• **Raw records**:
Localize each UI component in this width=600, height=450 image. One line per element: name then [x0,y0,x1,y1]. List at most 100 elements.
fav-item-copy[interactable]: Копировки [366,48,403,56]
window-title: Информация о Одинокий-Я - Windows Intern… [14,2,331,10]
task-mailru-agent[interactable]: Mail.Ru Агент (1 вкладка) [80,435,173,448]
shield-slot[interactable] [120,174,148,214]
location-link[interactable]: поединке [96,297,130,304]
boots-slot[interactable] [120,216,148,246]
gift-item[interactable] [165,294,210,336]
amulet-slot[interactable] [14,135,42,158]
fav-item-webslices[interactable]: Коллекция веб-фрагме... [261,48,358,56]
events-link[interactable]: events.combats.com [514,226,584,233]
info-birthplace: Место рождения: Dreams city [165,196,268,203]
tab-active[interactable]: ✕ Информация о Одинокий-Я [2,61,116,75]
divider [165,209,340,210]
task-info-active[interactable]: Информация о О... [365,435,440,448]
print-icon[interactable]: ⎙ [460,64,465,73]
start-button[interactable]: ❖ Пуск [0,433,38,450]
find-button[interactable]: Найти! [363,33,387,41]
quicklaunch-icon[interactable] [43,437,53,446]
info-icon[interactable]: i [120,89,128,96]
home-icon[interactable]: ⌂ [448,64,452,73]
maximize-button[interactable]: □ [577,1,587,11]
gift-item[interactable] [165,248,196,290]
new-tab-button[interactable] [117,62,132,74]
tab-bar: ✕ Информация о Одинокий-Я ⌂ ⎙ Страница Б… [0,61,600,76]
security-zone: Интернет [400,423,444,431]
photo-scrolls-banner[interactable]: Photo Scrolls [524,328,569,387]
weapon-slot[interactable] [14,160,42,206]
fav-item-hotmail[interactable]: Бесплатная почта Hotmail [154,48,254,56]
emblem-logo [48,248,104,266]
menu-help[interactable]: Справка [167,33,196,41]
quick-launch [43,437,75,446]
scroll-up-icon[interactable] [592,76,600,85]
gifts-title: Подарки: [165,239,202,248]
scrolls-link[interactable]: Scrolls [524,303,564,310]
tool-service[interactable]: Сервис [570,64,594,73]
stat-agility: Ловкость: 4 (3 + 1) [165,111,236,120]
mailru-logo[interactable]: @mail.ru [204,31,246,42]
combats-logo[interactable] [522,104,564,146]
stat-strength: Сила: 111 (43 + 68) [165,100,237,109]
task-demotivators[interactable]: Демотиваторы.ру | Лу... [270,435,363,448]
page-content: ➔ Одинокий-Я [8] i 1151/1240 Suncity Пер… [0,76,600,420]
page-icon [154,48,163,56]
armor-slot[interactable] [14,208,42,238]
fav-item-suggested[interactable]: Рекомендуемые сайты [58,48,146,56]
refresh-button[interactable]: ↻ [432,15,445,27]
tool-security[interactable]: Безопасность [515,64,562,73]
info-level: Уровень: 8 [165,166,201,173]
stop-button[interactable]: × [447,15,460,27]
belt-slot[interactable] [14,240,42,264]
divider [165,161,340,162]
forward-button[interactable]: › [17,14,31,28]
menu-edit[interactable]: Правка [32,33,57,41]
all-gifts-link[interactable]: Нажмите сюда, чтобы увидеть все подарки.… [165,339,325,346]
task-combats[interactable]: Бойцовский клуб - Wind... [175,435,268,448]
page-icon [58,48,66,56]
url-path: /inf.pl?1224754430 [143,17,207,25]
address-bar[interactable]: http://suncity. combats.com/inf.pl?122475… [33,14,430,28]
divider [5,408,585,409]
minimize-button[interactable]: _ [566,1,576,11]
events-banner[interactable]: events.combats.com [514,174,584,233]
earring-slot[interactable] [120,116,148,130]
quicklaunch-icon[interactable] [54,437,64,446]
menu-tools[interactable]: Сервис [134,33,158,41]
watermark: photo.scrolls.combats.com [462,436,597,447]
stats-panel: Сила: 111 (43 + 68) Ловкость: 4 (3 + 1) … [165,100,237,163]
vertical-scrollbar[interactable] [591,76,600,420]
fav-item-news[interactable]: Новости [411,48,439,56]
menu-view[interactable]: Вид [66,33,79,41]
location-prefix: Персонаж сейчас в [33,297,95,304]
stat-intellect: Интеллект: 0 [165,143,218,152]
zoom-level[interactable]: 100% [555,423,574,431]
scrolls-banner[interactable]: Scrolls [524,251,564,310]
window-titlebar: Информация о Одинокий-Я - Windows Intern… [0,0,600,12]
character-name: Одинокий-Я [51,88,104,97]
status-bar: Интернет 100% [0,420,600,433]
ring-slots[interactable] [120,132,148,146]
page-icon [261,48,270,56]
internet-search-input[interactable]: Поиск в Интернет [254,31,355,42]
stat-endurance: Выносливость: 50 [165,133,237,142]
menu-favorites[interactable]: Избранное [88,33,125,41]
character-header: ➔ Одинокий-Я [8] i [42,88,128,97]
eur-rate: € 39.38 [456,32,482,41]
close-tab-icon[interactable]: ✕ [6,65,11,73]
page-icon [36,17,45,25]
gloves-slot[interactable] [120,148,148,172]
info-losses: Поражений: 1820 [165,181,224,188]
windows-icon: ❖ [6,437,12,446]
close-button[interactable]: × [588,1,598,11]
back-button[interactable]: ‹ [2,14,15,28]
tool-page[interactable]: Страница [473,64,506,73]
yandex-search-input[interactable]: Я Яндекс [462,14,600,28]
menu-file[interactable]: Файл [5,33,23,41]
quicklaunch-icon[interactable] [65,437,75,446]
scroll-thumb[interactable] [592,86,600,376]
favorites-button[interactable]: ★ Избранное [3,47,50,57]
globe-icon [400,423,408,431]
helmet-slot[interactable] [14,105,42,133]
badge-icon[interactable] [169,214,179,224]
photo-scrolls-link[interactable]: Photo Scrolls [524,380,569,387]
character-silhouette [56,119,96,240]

• **Problem details**: Convert everything from the start of the material down through the line containing "new-tab-button[interactable] [117,62,132,74]" into a Markdown table with the columns Row and Line, skipping any blank lines.

• **Written solution**:
| Row | Line |
|---|---|
| 1 | Localize each UI component in this width=600, height=450 image. One line per element: name then [x0,y0,x1,y1]. List at most 100 elements. |
| 2 | fav-item-copy[interactable]: Копировки [366,48,403,56] |
| 3 | window-title: Информация о Одинокий-Я - Windows Intern… [14,2,331,10] |
| 4 | task-mailru-agent[interactable]: Mail.Ru Агент (1 вкладка) [80,435,173,448] |
| 5 | shield-slot[interactable] [120,174,148,214] |
| 6 | location-link[interactable]: поединке [96,297,130,304] |
| 7 | boots-slot[interactable] [120,216,148,246] |
| 8 | gift-item[interactable] [165,294,210,336] |
| 9 | amulet-slot[interactable] [14,135,42,158] |
| 10 | fav-item-webslices[interactable]: Коллекция веб-фрагме... [261,48,358,56] |
| 11 | events-link[interactable]: events.combats.com [514,226,584,233] |
| 12 | info-birthplace: Место рождения: Dreams city [165,196,268,203] |
| 13 | tab-active[interactable]: ✕ Информация о Одинокий-Я [2,61,116,75] |
| 14 | divider [165,209,340,210] |
| 15 | task-info-active[interactable]: Информация о О... [365,435,440,448] |
| 16 | print-icon[interactable]: ⎙ [460,64,465,73] |
| 17 | start-button[interactable]: ❖ Пуск [0,433,38,450] |
| 18 | find-button[interactable]: Найти! [363,33,387,41] |
| 19 | quicklaunch-icon[interactable] [43,437,53,446] |
| 20 | info-icon[interactable]: i [120,89,128,96] |
| 21 | home-icon[interactable]: ⌂ [448,64,452,73] |
| 22 | maximize-button[interactable]: □ [577,1,587,11] |
| 23 | gift-item[interactable] [165,248,196,290] |
| 24 | new-tab-button[interactable] [117,62,132,74] |